**Exercise details:** Pick out all lines in the listing holding the string "values" and copy them.
+ + + + +
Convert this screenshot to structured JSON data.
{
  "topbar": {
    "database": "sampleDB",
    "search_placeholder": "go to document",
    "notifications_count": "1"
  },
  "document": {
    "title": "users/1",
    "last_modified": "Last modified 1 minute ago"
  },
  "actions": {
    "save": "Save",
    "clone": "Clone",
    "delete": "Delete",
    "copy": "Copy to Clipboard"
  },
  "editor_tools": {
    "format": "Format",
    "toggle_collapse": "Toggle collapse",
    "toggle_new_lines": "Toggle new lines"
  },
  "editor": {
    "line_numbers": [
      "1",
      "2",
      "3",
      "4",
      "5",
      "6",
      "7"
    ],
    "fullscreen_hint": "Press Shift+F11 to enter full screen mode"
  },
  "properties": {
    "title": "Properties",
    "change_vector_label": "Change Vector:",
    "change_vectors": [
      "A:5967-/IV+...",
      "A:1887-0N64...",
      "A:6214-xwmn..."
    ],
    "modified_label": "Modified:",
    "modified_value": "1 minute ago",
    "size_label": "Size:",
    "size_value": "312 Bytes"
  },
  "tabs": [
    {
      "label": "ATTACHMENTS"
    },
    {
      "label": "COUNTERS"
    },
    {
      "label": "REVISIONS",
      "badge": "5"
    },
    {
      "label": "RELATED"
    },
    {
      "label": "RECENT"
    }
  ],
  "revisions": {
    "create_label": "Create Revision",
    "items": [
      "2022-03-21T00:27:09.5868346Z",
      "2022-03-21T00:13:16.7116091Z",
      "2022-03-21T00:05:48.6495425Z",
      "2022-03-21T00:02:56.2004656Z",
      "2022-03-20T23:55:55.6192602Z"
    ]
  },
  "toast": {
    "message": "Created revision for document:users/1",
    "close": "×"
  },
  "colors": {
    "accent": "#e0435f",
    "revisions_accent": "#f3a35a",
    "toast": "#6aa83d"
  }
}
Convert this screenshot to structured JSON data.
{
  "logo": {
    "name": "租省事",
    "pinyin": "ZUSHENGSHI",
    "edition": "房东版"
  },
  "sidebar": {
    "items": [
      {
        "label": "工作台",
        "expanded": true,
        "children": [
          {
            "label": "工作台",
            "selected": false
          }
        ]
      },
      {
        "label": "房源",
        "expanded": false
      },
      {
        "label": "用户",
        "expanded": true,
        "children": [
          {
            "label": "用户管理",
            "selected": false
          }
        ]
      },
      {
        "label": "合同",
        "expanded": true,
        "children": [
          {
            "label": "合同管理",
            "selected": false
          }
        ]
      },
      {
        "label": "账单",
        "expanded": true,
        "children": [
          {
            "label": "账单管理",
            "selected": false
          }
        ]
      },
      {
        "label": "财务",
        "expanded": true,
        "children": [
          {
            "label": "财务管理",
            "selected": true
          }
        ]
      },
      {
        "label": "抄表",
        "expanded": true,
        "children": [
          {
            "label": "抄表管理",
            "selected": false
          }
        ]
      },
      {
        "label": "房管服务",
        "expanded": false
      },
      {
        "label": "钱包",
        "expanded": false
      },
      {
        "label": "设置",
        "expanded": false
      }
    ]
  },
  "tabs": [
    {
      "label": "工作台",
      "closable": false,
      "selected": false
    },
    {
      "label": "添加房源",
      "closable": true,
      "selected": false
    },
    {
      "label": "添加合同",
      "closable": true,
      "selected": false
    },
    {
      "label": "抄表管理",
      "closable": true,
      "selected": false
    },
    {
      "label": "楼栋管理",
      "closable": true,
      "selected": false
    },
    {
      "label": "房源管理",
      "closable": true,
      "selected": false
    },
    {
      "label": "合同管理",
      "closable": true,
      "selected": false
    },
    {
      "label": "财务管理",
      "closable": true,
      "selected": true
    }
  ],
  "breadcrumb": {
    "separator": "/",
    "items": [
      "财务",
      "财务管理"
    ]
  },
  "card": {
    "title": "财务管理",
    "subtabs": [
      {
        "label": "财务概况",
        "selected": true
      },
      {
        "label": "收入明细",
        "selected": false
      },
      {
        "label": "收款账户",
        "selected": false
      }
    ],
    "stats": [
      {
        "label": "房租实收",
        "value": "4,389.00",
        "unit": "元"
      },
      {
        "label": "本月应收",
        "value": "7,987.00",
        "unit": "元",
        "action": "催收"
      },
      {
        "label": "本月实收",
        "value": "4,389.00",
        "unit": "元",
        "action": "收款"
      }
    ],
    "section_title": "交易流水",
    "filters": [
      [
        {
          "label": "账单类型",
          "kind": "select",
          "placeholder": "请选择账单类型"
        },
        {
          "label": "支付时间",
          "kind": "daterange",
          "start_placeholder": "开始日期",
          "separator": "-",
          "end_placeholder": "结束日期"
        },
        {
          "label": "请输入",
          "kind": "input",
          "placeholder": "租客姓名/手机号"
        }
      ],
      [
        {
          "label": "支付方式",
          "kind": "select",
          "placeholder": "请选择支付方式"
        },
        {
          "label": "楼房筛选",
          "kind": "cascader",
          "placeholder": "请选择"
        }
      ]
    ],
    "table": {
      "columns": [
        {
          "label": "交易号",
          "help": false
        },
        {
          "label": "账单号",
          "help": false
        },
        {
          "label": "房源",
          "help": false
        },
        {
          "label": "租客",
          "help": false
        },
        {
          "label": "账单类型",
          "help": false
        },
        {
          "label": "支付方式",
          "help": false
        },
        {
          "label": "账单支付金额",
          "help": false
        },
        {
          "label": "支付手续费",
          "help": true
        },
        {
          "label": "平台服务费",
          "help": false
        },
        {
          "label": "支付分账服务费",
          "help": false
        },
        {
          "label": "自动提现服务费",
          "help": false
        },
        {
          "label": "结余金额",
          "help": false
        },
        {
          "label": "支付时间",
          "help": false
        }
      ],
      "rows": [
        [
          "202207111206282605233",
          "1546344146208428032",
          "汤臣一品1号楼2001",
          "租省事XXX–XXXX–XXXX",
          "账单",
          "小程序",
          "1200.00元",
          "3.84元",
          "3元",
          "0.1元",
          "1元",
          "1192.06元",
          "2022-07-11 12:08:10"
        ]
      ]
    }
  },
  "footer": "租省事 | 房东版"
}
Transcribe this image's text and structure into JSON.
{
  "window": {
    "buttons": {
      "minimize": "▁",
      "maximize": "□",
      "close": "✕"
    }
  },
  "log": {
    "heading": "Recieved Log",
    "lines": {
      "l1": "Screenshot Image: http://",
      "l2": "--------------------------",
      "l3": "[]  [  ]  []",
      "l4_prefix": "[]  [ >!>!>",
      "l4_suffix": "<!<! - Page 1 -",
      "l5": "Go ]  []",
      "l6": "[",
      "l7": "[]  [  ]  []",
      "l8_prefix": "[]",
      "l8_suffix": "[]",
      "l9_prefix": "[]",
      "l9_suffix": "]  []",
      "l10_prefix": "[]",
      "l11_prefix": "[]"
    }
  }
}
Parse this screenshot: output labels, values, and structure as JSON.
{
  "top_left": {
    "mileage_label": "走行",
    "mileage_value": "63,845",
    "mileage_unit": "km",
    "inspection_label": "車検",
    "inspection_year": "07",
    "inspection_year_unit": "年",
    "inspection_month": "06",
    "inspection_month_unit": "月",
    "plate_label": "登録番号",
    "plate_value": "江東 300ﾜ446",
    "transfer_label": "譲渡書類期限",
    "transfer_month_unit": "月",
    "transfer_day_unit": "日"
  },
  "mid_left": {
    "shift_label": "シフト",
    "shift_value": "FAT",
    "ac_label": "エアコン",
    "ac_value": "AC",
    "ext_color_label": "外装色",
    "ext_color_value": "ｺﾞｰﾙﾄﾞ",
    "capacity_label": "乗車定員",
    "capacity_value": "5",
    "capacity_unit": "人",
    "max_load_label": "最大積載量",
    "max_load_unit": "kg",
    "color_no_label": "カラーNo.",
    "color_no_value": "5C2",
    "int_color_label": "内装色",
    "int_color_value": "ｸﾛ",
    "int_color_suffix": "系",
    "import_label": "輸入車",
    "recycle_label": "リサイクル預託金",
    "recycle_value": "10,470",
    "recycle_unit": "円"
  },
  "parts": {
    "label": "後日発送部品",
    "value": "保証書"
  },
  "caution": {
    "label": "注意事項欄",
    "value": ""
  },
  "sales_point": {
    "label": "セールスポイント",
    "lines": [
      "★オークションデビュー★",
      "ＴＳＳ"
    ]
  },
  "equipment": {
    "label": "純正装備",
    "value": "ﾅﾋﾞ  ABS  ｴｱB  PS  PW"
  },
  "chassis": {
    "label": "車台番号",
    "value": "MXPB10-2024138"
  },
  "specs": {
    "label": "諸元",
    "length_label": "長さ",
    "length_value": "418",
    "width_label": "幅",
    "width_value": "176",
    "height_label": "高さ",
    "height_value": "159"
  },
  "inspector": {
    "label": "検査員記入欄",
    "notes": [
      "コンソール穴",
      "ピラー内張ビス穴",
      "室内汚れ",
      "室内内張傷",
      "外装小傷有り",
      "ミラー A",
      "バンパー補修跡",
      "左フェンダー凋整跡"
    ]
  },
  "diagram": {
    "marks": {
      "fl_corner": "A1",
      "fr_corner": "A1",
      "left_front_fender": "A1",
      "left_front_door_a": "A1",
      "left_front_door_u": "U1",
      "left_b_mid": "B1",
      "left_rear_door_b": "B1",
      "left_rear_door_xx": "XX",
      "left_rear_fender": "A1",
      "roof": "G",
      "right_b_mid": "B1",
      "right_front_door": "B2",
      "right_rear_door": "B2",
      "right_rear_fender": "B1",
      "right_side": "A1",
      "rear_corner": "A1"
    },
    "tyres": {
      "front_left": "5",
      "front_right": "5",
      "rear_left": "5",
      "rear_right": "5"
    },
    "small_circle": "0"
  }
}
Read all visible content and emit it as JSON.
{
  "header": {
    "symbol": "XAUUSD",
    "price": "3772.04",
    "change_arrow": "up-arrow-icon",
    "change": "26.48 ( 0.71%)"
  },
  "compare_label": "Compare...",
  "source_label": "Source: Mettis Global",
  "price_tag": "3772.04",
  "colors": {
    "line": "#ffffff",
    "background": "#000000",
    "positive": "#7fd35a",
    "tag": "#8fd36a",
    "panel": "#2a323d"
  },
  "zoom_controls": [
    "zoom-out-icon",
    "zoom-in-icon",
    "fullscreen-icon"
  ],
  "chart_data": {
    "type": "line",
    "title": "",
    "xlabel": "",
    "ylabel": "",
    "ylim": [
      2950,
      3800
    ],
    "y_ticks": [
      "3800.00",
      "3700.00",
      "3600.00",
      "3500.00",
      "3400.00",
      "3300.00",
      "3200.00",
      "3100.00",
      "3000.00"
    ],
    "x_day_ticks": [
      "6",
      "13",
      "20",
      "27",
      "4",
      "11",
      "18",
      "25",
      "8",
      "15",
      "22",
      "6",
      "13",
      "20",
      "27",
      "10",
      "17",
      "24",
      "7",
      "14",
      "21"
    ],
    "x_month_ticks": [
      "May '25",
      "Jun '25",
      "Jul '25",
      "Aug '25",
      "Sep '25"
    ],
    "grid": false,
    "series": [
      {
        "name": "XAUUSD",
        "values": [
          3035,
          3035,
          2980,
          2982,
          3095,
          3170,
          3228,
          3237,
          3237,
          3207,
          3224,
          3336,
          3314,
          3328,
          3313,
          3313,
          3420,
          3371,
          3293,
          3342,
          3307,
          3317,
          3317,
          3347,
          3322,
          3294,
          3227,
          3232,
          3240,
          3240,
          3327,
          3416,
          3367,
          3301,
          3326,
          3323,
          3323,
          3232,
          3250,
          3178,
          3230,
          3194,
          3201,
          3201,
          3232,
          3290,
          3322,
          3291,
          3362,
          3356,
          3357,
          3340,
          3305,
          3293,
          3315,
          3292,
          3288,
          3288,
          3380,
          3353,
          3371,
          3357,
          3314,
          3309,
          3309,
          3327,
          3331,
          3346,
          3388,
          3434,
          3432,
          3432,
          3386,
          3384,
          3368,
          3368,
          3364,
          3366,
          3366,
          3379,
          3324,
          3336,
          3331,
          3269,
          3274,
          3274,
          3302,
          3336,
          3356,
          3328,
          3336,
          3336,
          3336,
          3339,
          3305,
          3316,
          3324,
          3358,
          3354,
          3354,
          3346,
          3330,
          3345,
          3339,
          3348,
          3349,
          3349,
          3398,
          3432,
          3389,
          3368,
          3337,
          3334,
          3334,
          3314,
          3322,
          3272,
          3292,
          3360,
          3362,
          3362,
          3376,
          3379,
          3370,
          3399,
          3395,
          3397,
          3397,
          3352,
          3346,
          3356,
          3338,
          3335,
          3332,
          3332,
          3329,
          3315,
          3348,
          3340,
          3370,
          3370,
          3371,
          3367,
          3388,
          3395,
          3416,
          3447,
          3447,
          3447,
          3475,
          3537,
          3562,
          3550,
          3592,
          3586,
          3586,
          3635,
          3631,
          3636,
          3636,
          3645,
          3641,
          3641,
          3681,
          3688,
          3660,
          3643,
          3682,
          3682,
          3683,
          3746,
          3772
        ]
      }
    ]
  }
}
+ + + + +
**Correct output:**
Parse this screenshot: output labels, values, and structure as JSON.
        "values": [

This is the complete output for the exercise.